To do:
A - In the journal entries, why does the writer give up City of Heroes for a week?
B - According to the journal entries, since when has the writer been under a confidentiality agreement?

Shopping in the stars

Dear Jennifer,
Here is your horoscope for Friday, March 18:

Shopping? Who, you? Yep, you're in the mood -- and you'll want company. Better take along some sensible company, too. Sensible enough to stop you from buying that motor home, or anything else bigger and more expensive than a toaster.

(ShaeSin and I have talked about shopping this weekend...)

March 21, 2005

Half Day

Dear Jennifer,
Here is your horoscope for Monday, March 21:

Here we go again. One more day of trying to find a way around all kinds of obstacles that seem to come out of nowhere. Well, here's a news flash: Sometimes we all just need to sit still -- even when we really don't want to.

(So maybe taking the afternoon off today is an even better idea than the original reason I had...)

March 24, 2005

Cold Turkey

I'll be going cold turkey during rabbit season to prove to myself whether or not I can "handle" the madness that is online MMORPGing. Translation, I've decided to give up City of Heroes for the next week. So if you've been wondering what has been going on in my head lately, I suspect I'll be releasing the tell all updates over the next week.

March 26, 2005

Being quiet

Fear not Dom, my heroes will return to their CoH homes next weekend, this a reality check to let me take a step back and make sure important things are getting the focus they need. Things like sleep, bills and chores around the house.

So what have I been doing with my video game reprieve? Well, Thursday I was supposed to play volleyball, but by the time I got home and sat down I woke up at midnight long enough to stumble upstairs and fall back asleep. Oh what an exciting life I’m leading…

I’ve been pondering lifestyles lately.

March 29, 2005

A stolen moment

This morning I got up early and did absolutely nothing. Well, if you count feeding the cats and myself while sitting down, as nothing. When did a quiet meal become a luxury? How much luxury is sitting down to a bowl of oatmeal? Are we so afraid of being without one thing that we completely sacrifice another?

Me time is over for right now, time to get ready to leave for work.

April 24, 2005

Clearing the air

For the record nothing is "wrong". I’ve been very careful from the start of my online journal about discussing things here that could cross the line between exercising my freedom of speech and volunteering to have my income suddenly slashed. I’ve been under a confidentiality agreement since I started working in North Carolina. It turns out that this caution has been with merit as there is someone who has tried to stir up trouble for me based on the opinions and observations I’ve posted here. To be honest, the restrictions placed on me aren’t that restrictive. Most of the time, by removing names and certain details, I can write about anything I like. In this case, removing the names and details doesn’t leave much to write down.

Extracted entries:
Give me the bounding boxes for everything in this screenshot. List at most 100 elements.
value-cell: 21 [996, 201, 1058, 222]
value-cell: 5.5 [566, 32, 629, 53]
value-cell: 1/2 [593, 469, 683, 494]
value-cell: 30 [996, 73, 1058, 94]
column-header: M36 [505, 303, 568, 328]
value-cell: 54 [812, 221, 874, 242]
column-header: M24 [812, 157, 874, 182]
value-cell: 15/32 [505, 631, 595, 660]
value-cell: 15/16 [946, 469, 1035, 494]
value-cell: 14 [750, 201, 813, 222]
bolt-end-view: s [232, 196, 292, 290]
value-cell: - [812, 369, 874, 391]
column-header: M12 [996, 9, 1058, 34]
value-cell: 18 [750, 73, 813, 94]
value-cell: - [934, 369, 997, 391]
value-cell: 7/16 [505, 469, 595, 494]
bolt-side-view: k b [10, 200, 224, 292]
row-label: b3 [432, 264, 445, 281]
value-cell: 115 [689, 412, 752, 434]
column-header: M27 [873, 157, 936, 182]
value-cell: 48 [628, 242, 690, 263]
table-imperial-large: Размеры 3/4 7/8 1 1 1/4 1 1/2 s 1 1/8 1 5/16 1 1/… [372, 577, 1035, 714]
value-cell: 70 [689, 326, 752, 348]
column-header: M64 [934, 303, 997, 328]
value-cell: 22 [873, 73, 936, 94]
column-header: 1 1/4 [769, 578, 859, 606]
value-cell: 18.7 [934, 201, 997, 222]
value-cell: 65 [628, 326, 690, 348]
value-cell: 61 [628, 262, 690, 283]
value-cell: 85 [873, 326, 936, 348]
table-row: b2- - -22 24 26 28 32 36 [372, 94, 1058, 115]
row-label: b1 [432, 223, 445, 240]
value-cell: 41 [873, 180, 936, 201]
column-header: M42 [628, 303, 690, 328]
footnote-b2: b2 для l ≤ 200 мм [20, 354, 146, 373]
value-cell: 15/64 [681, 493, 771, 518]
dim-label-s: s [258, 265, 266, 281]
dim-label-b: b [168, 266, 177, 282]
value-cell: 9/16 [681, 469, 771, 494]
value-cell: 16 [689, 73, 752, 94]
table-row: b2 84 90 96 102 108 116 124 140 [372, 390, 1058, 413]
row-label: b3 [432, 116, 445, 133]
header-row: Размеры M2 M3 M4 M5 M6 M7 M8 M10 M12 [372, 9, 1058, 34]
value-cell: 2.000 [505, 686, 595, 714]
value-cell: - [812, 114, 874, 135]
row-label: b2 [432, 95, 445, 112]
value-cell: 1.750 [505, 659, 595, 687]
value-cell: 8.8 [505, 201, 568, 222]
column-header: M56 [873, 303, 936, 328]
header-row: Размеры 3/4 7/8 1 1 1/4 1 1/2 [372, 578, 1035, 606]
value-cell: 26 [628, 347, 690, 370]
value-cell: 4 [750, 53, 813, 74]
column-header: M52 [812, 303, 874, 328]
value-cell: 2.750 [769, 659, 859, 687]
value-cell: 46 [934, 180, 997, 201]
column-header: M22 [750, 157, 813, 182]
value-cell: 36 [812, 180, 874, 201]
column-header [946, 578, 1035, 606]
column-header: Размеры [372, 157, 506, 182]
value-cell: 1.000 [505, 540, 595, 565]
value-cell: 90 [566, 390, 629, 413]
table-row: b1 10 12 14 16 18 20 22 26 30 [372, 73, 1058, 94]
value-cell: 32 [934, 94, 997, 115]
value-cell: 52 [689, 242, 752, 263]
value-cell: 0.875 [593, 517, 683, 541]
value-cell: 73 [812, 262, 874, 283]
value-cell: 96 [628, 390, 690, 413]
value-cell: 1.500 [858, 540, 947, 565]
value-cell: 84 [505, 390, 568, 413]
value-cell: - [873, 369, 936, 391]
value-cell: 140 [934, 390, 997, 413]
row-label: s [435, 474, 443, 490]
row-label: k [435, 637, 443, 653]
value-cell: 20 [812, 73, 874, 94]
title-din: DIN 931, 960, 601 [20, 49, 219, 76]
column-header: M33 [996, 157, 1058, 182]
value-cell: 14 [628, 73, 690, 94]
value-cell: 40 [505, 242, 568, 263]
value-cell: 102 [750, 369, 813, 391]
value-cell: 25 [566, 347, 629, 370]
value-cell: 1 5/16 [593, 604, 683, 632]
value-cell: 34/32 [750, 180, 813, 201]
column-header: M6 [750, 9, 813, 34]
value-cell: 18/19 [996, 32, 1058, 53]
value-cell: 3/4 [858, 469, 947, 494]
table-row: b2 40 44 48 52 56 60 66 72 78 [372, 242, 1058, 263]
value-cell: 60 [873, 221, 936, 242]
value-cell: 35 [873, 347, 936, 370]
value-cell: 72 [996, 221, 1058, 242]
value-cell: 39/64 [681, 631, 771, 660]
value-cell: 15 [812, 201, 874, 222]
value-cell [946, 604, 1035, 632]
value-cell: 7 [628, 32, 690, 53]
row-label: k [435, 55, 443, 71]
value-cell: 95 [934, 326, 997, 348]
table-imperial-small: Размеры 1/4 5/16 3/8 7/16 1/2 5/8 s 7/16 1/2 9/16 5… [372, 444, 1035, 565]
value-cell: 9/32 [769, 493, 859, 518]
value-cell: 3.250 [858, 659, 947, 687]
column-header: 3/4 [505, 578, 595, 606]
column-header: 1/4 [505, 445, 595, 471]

Complete answers:
A - The writer wants to prove whether they can "handle" the madness of online MMORPG play. The break is also a reality check to step back and make sure important things like sleep, bills and household chores get the attention they need.

B - Since starting work in North Carolina.